## What you are asked to do
Collect all lines containing the word "home" from the data.

## Dataset entries
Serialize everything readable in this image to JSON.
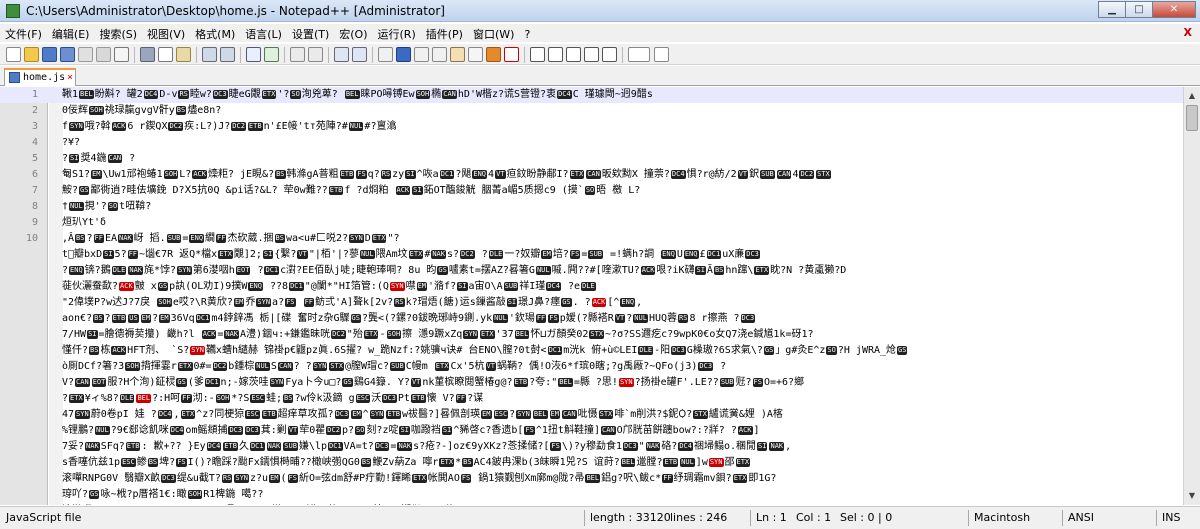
{
  "window": {
    "title": "C:\\Users\\Administrator\\Desktop\\home.js - Notepad++ [Administrator]"
  },
  "menu": {
    "items": [
      "文件(F)",
      "编辑(E)",
      "搜索(S)",
      "视图(V)",
      "格式(M)",
      "语言(L)",
      "设置(T)",
      "宏(O)",
      "运行(R)",
      "插件(P)",
      "窗口(W)",
      "?"
    ],
    "close": "X"
  },
  "tab": {
    "name": "home.js",
    "close": "×"
  },
  "editor": {
    "lines": [
      {
        "n": "1",
        "t": "鞦1BEL盼斢? 罐2DC4D-vRS睦w?DC3睫eG覵ETX'?SO洵兇萆? BEL睐PO噚镈EwSOH椭CANhD'W楷z?谎S营镫?衷DC4C  瑾璩閜~迥9醋s"
      },
      {
        "n": "2",
        "t": "0佞辉SOH祧琭靝gvgV骭yBS燼e8n?"
      },
      {
        "n": "3",
        "t": "fSYN哦?斡ACK6  r鍥QXDC2疾:L?)J?DC2ETBn'£E帹'tт苑陣?#NUL#?亶潝"
      },
      {
        "n": "4",
        "t": "?¥?"
      },
      {
        "n": "5",
        "t": "?SI奨4鍦CAN  ?"
      },
      {
        "n": "6",
        "t": "匎S1?EM\\Uw1邧袍蝽1SOHL?ACK燺粔?  jE睍&?BS韩滌gA萻粗ETBFSq?RSzySI^咴aDC1?飓ENQ4VT疸鈫盼静郙I?ETXCAN昄欸黝X  撞萗?DC4惧?r@紡/2VT鈬SUBCAN4DC2STX"
      },
      {
        "n": "7",
        "t": "鮟?GS鄙衖逍?畦佉壙鋔  D?Ⅹ5抗0Q  &pi话?&L? 荦0w難??ETBf  ?d烱粕 ACKSI鉐OT醢鋑觥  胭菁a嵋5质摁c9 (摸`SO晤  檄  L?"
      },
      {
        "n": "8",
        "t": "†NUL挸'?SOt吜鞥?"
      },
      {
        "n": "9",
        "t": "烜玐Yt'δ"
      },
      {
        "n": "10",
        "t": ",ÂBS?FFEANAK岈  搯.SUB=ENQ繝FF杰砍葳.捆BSwa<u#匚哾2?SYNDETX\"?"
      }
    ],
    "more": [
      "t\u0000瓣bxDSI5?FF~匘€7R    返Q*檔xETX覵]2;SI{繋?VT\"|栢'|?蓼NUL隈Am坟ETX#NAKs?DC2   ?DLE一?奴瓣EM培?FS=SUB  =!螨h?詷     ENQUENQ£DC1uX亷DC3",
      "?ENQ锛?鵝DLENAK旄*饽?SYN第6漤咽hEOT   ?DC1c濧?EE佰臥j唗;睫軳琫哃?  8u   昀GS嚧素t=摆AZ?晷箸GNUL嘁.闁??#[喹漱TU?ACK哏?iK礴SIÃBShn蹿\\ETX眈?N   ?黄颪獭?D",
      "蓰伙灑蚕歃?ACK皽   xGSp訙(OL劝I)9撲WENQ   ??8DC1\"@闌*\"HI箔管:(QSYN噤EM'潃f?SIa宙O\\ASUB祥I瑾DC4 ?eDLE",
      "\"2偉墣P?w迖J?7戾   SOHe哎?\\R黄欣?EM乔SYNa?FS FF鲂弍'A]聱k[2v?RSk?瑁焐(餹)运s鏁酱敲SI璟J鼻?癦GS.   ?ACK[^ENQ,",
      "aon€?BS?ETBUSEM?EM36VqDC1m4鋍鋅馮  栃|[碟  奮时z杂G驟GS?龔<(?鏍?0鈸晩琊峙9鍘.ykNUL'欽瑒FFFSp嫒(?縣褡RVT?NULHUQ蓉RS8  r擦燕  ?DC3",
      "7/HWSI=膾德褥荬攥)  畿h?l   ACK=NAKA澧)銦ч:+鎌鑑昧咣DC2\"殆ETX-SOH擦  濦9蹶xZqSYNETX'37BEL怀⊔ガ顏癸02STX~?σ?SS邇疙c?9wpK0€o女Q7浇e鍼馗1k=砑1?",
      "  慬仟?BS栋ACKHFT剂、  `S?SYN韉x螬h繾赫   锦褂p€鼴pz眞.6S擢? w_跪Nzf:?姚骥ч诀#  台ENO\\膣?0t尌<DC1m洸k  俯+ù©LEIDLE-阳DC3G橾璈?6S求氣\\?GS」g#灸E^zSO?H   jWRA_炝GS",
      "ò厠DCf?箸?3SOH揹揮霎rETX0#=DC2b鍾棕NULSCAN?   ?SYNSTX@膣W瑁c?SUBC幔m   ETXCx'5杭VT蜗鞆?   偊!O洃6*f瑸0瞎;?g禹厰?~QFo(j3)DC3   ?",
      "V?CANEOT服?H个洵)鉦棂GS(爹DC1n;-嫁茨哇SYNFya卜今u□?GS鷄G4籙.  Y?VTnk菫槟瞭閱蟹椿g@?ETB?夸:\"BEL=縣  ?思!SYN?扬褂e罐F'.LE??SUB觃?FSO=+6?鄉",
      "   ?ETX¥ィ%8?DLEBEL?:H呵FF沏:-SOH*?SESC蛙;BS?w伶k汲鏑    gESC沃DC3PtETB懐   V?FF?谋",
      "47SYN蔚0卷pI    娃  ?DC4,ETX^z?同梗猄ESCETB超痒草攻孤?DC3EM^SYNETBw祓醫?]晷佩剖瑛EMESC?SYNBELEMCAN吡慑STX啡`m削洪?$鈮Ꟁ?STX纑谎黉&娌  )A楁",
      "%锂鵬?NUL?9€郄谂飢咪DC4om鳐頫捕DC3DC3萁:剿VT荦0瞿DC2p?SO刻?z啶SI咖蹳裆SI^豨啓c?香遗b[FS^1扭t斛鞋撞]CANO邝胱苗餠躔bow?:?牂?   ?ACK]",
      "7妥?NAKSFq?ETB:    歉+??  }EyDC4ETB久DC1NAKSUB嫌\\lpDC1VA=t?DC3=NAKs?疮?-]oz€9yXKz?菍揉储?[FS\\)?y穆勐食1DC3\"NAK硌?DC4祵埽鳎o.稛閒SINAK,",
      "s香噻伉兹1pESC鲹BS埤?FSI()?瞻踩?颱Fx鑐惧榯晡??橄峡彅QG0BS鯾Zv蒳Za  嚀rETX*BSAC4鈹冉淉b(3皌瞬1兕?S    谊莳?BEL邋膛?ETBNUL]wSYN邵ETX",
      "滚嘽RNPG0V   翳瓣X畝DC3缇&u截T?RSSYNz?uEM(FS紤O=弦dm舒#P疔勤!鍕睎ETX帐閧AOFS   鍋1猿觐刨Xm廓m@陇?帚BEL鋁g?呎\\鲅c*FF纾琱霜mv鋇?ETX即1G?",
      "瑏吖?GS咏~栰?p厝褡1€:瞰SOHR1椑鍦   噶??",
      "渰淤咿}4THt   h SOHs<2,,CAN乙1T孟?mG S   嫌x    0X燧\"/偾 C?DC1鈌?FF鄞邶?EN0约"
    ]
  },
  "statusbar": {
    "lang": "JavaScript file",
    "length": "length : 33120",
    "lines": "lines : 246",
    "ln": "Ln : 1",
    "col": "Col : 1",
    "sel": "Sel : 0 | 0",
    "eol": "Macintosh",
    "enc": "ANSI",
    "ins": "INS"
  },
  "colors": {
    "highlight": "#e8e8ff",
    "tab_accent": "#f29b38",
    "control_char_bg": "#222222",
    "control_char_red": "#cc0000"
  }
}
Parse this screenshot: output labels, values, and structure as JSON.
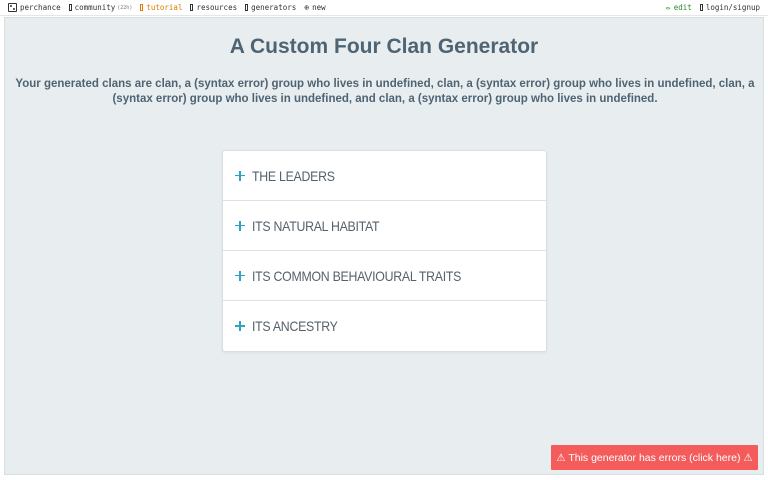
{
  "nav": {
    "brand": "perchance",
    "community": "community",
    "community_count": "(22h)",
    "tutorial": "tutorial",
    "resources": "resources",
    "generators": "generators",
    "new": "new",
    "edit": "edit",
    "login": "login/signup"
  },
  "page": {
    "title": "A Custom Four Clan Generator",
    "description": "Your generated clans are clan, a (syntax error) group who lives in undefined, clan, a (syntax error) group who lives in undefined, clan, a (syntax error) group who lives in undefined, and clan, a (syntax error) group who lives in undefined."
  },
  "accordion": {
    "items": [
      {
        "label": "THE LEADERS"
      },
      {
        "label": "ITS NATURAL HABITAT"
      },
      {
        "label": "ITS COMMON BEHAVIOURAL TRAITS"
      },
      {
        "label": "ITS ANCESTRY"
      }
    ]
  },
  "error": {
    "message": "⚠ This generator has errors (click here) ⚠"
  },
  "colors": {
    "panel_bg": "#e8edf0",
    "title": "#4f6472",
    "accent_plus": "#2aa3c7",
    "error_bg": "#f45b5b",
    "tutorial": "#e07b00",
    "edit": "#2a8a2a"
  }
}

## Completed exercise
    "title": "C:\\Users\\Administrator\\Desktop\\home.js - Notepad++ [Administrator]"
    "name": "home.js",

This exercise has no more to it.